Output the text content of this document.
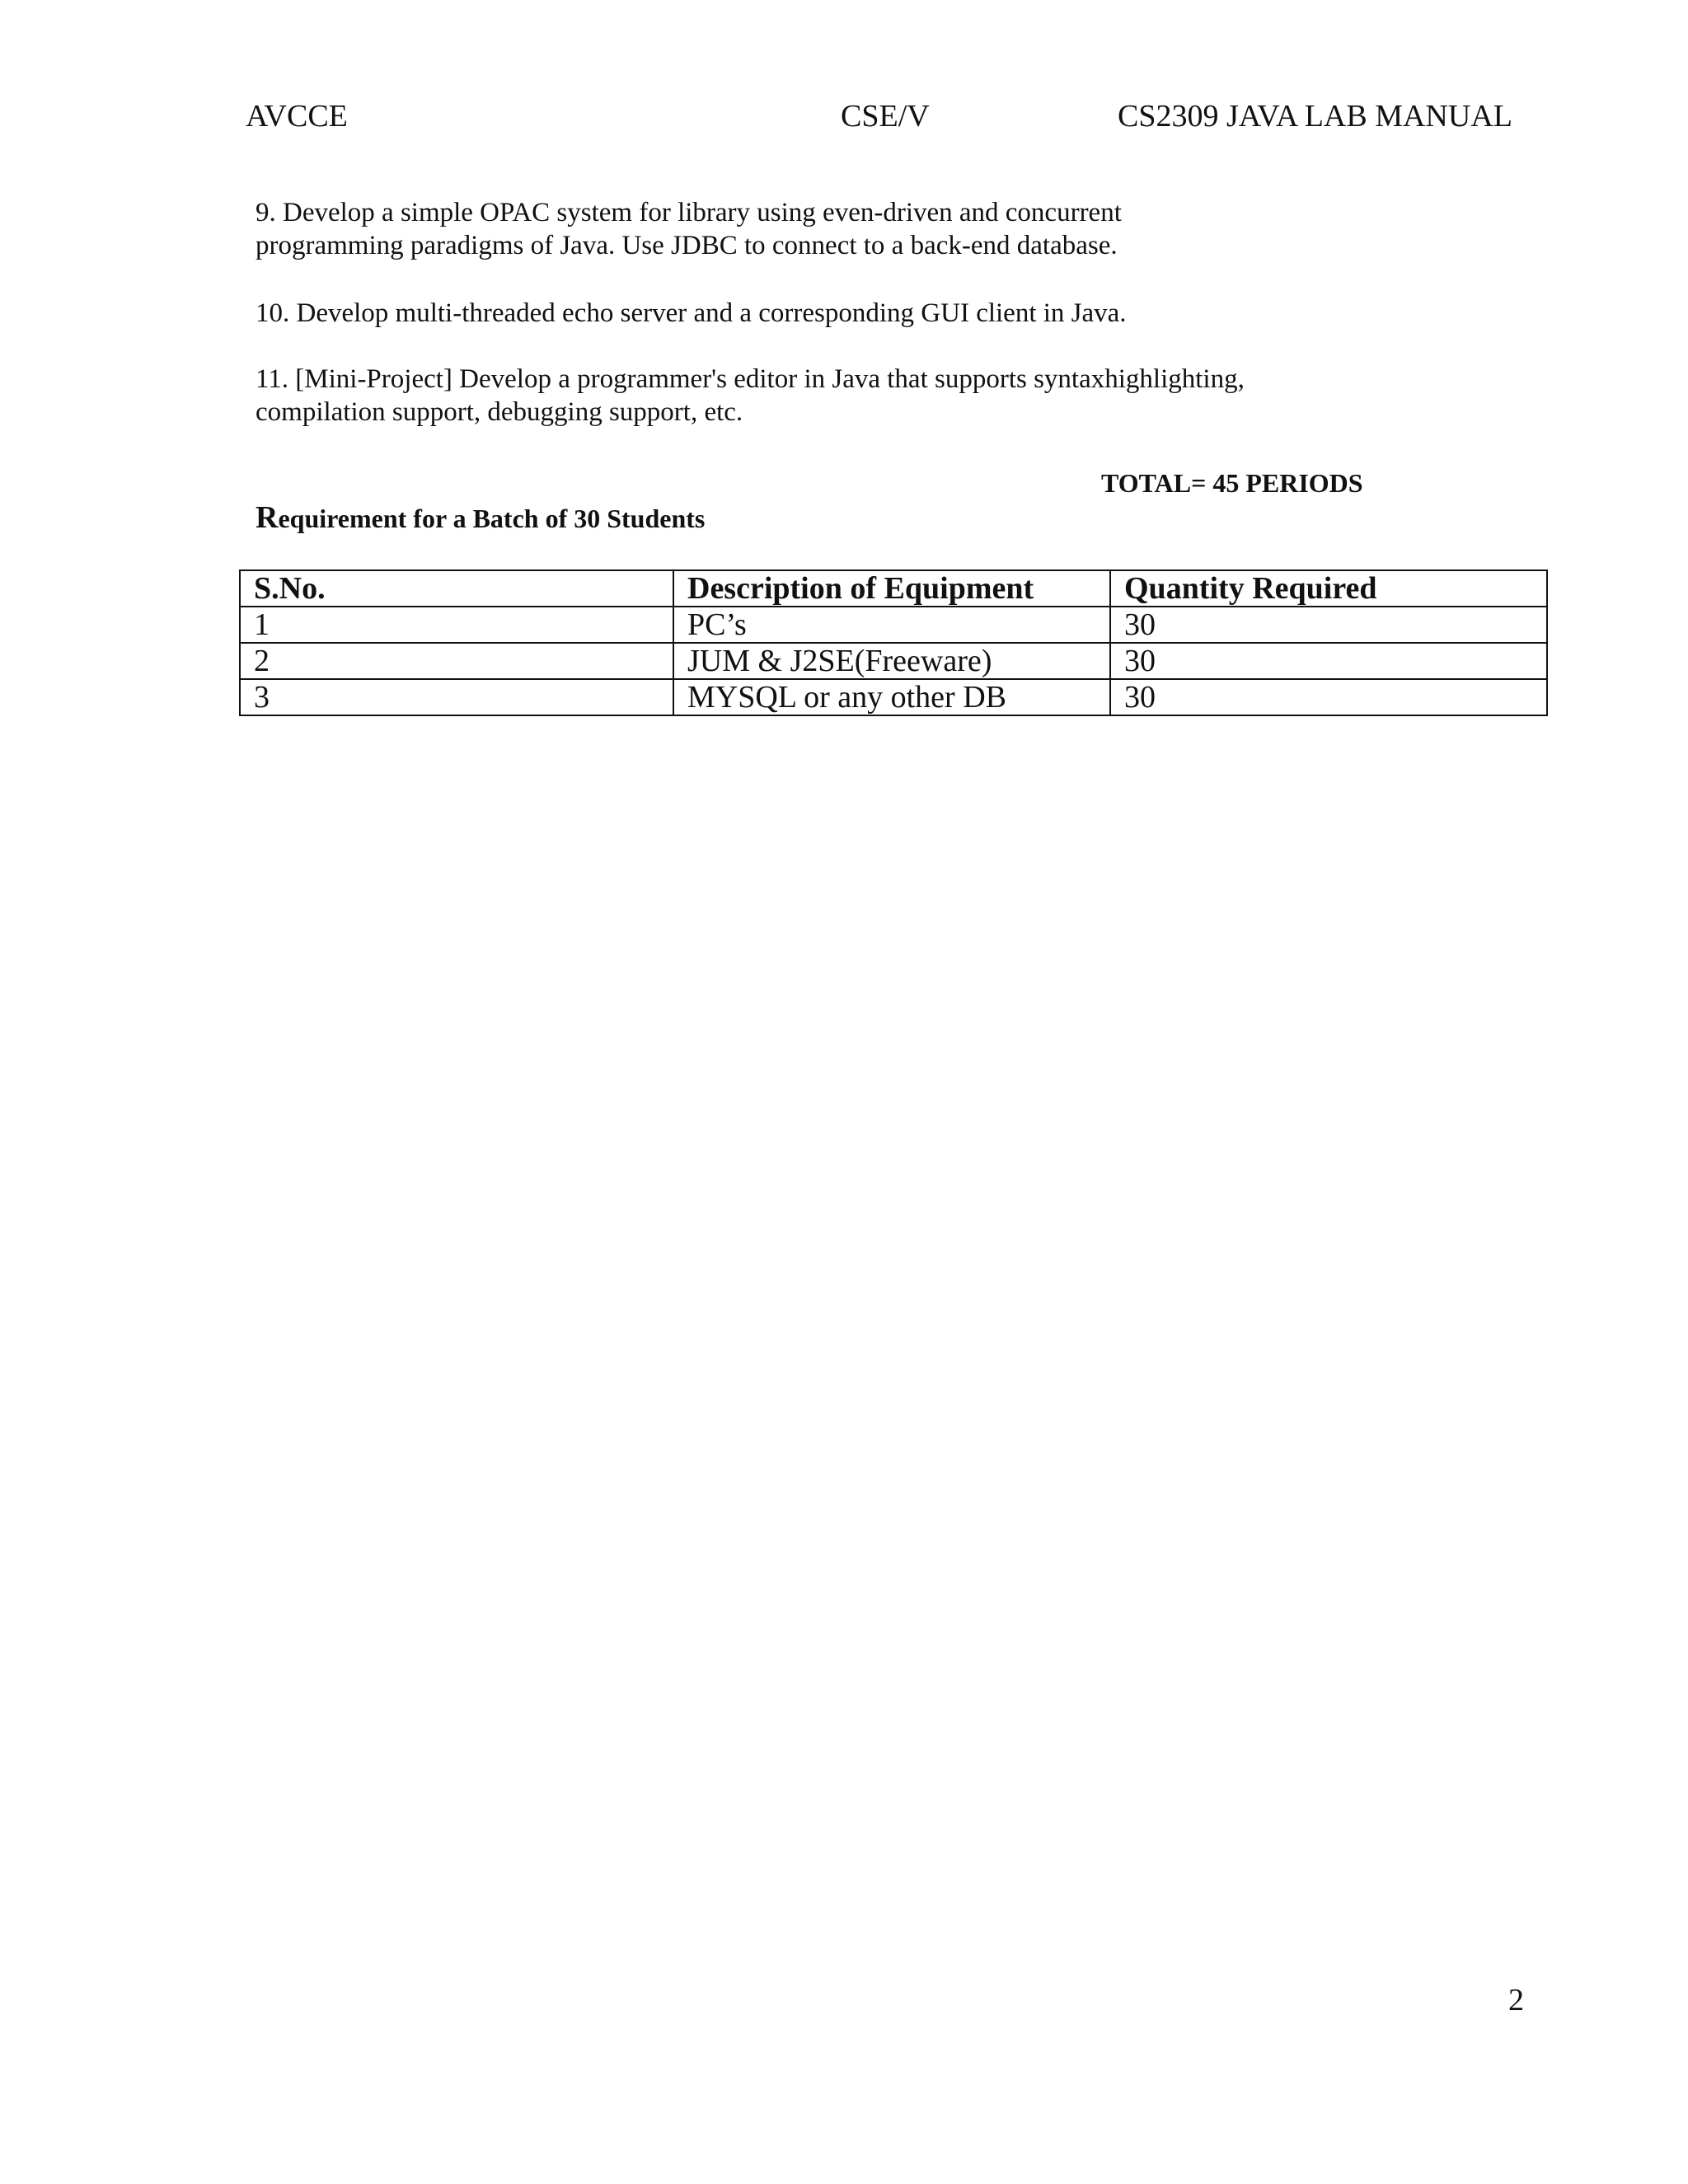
AVCCE	CSE/V	CS2309 JAVA LAB MANUAL
9. Develop a simple OPAC system for library using even-driven and concurrent
programming paradigms of Java. Use JDBC to connect to a back-end database.
10. Develop multi-threaded echo server and a corresponding GUI client in Java.
11. [Mini-Project] Develop a programmer's editor in Java that supports syntaxhighlighting,
compilation support, debugging support, etc.
TOTAL= 45 PERIODS
Requirement for a Batch of 30 Students
S.No.	Description of Equipment	Quantity Required
1	PC’s	30
2	JUM & J2SE(Freeware)	30
3	MYSQL or any other DB	30
2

________________________

● **Set task**
Exactly reproduce each record, leaving out any pictures.

● **Output of the task**
Output the text content of this document.
AVCCE	CSE/V	CS2309 JAVA LAB MANUAL
9. Develop a simple OPAC system for library using even-driven and concurrent
programming paradigms of Java. Use JDBC to connect to a back-end database.
10. Develop multi-threaded echo server and a corresponding GUI client in Java.
11. [Mini-Project] Develop a programmer's editor in Java that supports syntaxhighlighting,
compilation support, debugging support, etc.
TOTAL= 45 PERIODS
Requirement for a Batch of 30 Students
S.No.	Description of Equipment	Quantity Required
1	PC’s	30
2	JUM & J2SE(Freeware)	30
3	MYSQL or any other DB	30
2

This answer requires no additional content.